[Exercise goal]
Filter the records for lines holding the string "bahwa".

[Input rows]
□ □ □ □ □

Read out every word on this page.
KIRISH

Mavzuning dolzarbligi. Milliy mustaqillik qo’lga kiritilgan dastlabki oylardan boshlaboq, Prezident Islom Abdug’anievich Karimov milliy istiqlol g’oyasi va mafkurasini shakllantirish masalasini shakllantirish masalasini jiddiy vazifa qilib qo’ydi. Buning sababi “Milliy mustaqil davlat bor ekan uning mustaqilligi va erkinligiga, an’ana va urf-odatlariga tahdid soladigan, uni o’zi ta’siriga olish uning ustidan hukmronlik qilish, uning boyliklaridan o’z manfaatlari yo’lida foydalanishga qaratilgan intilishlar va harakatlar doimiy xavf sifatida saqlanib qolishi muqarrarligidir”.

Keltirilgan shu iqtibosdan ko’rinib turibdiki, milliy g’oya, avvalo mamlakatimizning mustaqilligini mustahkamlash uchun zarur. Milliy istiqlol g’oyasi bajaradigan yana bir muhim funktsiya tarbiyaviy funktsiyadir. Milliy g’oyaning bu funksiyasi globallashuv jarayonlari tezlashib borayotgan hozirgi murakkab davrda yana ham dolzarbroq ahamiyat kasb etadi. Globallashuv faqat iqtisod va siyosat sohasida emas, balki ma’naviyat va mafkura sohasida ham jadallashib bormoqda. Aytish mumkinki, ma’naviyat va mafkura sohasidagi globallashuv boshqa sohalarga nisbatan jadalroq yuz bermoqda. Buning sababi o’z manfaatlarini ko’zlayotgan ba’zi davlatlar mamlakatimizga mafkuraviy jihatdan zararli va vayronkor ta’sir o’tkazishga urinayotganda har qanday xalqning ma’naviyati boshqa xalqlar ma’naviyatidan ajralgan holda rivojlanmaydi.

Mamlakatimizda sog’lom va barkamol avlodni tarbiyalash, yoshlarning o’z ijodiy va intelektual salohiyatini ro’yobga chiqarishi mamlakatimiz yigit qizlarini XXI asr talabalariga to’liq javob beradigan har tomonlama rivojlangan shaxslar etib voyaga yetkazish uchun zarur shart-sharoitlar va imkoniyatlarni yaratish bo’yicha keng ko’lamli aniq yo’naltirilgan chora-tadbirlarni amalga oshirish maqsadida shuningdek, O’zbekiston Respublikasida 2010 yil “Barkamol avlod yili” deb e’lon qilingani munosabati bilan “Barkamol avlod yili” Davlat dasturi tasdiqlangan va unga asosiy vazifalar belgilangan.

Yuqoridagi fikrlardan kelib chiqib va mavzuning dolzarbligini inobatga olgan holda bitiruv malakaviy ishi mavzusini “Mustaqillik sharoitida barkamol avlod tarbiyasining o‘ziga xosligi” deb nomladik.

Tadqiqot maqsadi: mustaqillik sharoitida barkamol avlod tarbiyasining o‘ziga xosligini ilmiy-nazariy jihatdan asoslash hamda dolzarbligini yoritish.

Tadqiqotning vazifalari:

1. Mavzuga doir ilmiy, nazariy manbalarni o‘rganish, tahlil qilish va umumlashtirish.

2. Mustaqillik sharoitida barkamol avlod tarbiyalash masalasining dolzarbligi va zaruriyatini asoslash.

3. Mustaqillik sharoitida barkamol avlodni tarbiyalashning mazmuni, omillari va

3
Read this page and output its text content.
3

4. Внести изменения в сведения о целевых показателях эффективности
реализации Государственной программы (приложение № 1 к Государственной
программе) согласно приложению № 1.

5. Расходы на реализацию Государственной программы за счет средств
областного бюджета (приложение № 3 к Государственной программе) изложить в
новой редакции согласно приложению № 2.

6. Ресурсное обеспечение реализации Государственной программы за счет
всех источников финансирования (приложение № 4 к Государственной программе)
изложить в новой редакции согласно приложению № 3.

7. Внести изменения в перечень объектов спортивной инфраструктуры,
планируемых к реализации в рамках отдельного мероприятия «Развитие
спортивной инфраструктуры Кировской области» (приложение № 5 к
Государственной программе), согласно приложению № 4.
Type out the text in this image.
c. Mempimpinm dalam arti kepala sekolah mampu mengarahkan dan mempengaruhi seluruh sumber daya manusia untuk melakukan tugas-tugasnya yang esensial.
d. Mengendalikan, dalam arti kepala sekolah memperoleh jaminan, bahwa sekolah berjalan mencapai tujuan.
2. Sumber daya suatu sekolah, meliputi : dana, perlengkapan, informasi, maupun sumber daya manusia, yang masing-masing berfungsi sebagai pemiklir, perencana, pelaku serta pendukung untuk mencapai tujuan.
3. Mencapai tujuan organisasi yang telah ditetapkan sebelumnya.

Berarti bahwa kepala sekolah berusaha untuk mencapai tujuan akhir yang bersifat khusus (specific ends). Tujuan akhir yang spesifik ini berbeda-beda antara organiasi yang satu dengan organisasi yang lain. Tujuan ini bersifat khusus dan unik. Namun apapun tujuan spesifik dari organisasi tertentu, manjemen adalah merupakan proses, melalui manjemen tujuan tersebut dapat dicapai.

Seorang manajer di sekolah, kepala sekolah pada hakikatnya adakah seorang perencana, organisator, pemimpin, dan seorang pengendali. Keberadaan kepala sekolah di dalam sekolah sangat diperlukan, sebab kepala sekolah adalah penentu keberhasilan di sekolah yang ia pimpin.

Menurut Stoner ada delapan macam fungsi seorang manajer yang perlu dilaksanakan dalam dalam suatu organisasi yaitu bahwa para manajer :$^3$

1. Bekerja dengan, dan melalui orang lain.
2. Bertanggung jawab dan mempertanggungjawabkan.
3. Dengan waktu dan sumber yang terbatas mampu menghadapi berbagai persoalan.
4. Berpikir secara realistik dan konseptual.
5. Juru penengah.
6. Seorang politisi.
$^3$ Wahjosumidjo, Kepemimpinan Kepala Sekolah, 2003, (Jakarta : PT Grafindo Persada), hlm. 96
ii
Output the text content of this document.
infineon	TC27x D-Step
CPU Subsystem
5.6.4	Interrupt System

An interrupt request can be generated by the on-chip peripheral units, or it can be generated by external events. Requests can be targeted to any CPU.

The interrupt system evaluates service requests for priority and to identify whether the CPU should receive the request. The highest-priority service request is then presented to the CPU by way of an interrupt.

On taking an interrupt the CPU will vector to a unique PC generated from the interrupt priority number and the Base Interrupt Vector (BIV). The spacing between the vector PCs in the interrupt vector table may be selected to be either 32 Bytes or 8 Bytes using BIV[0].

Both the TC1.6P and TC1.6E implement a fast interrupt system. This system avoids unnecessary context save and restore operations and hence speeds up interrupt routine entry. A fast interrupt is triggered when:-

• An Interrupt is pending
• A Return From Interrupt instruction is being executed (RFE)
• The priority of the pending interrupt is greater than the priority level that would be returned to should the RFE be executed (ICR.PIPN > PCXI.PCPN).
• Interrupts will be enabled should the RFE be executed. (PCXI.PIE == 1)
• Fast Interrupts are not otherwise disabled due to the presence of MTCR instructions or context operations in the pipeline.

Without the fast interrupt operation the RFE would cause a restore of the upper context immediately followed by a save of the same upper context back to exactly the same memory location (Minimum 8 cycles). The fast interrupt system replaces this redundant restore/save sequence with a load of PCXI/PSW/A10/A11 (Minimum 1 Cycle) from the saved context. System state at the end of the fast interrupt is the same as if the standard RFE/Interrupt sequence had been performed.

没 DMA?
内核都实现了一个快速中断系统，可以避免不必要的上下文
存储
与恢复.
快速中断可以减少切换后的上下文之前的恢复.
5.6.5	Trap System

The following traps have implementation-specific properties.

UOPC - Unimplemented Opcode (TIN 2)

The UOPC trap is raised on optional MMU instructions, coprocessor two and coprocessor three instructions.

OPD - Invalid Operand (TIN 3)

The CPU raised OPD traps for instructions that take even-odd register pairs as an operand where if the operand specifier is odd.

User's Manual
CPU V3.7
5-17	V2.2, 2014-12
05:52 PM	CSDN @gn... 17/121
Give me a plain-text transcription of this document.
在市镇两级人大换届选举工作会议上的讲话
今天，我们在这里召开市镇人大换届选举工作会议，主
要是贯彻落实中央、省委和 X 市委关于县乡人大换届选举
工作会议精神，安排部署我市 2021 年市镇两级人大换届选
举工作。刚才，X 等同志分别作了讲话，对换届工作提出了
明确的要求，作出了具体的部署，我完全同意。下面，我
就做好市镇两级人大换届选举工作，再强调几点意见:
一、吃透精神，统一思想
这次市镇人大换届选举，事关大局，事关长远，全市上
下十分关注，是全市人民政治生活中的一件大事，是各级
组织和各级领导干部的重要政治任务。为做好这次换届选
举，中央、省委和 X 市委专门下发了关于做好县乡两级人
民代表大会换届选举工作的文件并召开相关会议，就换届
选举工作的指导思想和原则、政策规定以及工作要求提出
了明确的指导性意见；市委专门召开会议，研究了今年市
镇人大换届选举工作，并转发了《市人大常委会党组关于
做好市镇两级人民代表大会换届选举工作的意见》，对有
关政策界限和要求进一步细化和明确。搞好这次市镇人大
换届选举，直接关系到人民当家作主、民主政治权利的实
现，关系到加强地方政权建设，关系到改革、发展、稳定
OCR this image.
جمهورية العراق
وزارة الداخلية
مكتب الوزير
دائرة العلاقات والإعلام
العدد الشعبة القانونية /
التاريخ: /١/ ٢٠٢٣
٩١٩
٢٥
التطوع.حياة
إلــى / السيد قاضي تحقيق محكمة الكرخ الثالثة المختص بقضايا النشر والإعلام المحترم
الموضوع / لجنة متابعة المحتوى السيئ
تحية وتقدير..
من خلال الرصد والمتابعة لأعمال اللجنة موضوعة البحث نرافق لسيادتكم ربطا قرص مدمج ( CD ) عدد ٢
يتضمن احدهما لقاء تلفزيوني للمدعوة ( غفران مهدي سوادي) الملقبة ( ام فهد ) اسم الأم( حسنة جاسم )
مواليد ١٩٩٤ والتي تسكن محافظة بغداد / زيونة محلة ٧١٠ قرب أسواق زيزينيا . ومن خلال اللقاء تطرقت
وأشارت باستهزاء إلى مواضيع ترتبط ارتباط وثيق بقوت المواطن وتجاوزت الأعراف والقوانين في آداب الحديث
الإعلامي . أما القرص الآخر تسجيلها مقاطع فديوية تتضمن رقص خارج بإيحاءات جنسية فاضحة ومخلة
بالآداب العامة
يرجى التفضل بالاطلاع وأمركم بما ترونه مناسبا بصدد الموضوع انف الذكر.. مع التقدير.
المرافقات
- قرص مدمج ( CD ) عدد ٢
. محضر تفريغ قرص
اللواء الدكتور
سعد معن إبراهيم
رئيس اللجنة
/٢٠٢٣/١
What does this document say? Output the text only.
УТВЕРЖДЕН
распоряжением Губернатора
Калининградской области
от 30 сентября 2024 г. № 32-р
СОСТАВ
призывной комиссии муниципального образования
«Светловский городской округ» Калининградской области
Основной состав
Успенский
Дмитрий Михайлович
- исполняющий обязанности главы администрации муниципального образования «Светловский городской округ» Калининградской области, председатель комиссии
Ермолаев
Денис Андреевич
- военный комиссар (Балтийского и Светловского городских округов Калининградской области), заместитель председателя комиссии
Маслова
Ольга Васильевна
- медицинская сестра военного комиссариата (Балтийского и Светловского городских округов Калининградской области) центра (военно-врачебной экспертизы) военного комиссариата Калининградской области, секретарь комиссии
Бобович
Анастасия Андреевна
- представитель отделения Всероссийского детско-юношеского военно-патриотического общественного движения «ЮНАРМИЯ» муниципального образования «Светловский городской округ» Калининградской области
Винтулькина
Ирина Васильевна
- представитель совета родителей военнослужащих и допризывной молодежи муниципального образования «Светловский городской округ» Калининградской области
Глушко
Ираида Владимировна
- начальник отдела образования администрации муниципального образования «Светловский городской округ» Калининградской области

□ □ □ □ □

[Output]
d. Mengendalikan, dalam arti kepala sekolah memperoleh jaminan, bahwa sekolah berjalan mencapai tujuan.
Berarti bahwa kepala sekolah berusaha untuk mencapai tujuan akhir yang bersifat khusus (specific ends). Tujuan akhir yang spesifik ini berbeda-beda antara organiasi yang satu dengan organisasi yang lain. Tujuan ini bersifat khusus dan unik. Namun apapun tujuan spesifik dari organisasi tertentu, manjemen adalah merupakan proses, melalui manjemen tujuan tersebut dapat dicapai.
Menurut Stoner ada delapan macam fungsi seorang manajer yang perlu dilaksanakan dalam dalam suatu organisasi yaitu bahwa para manajer :$^3$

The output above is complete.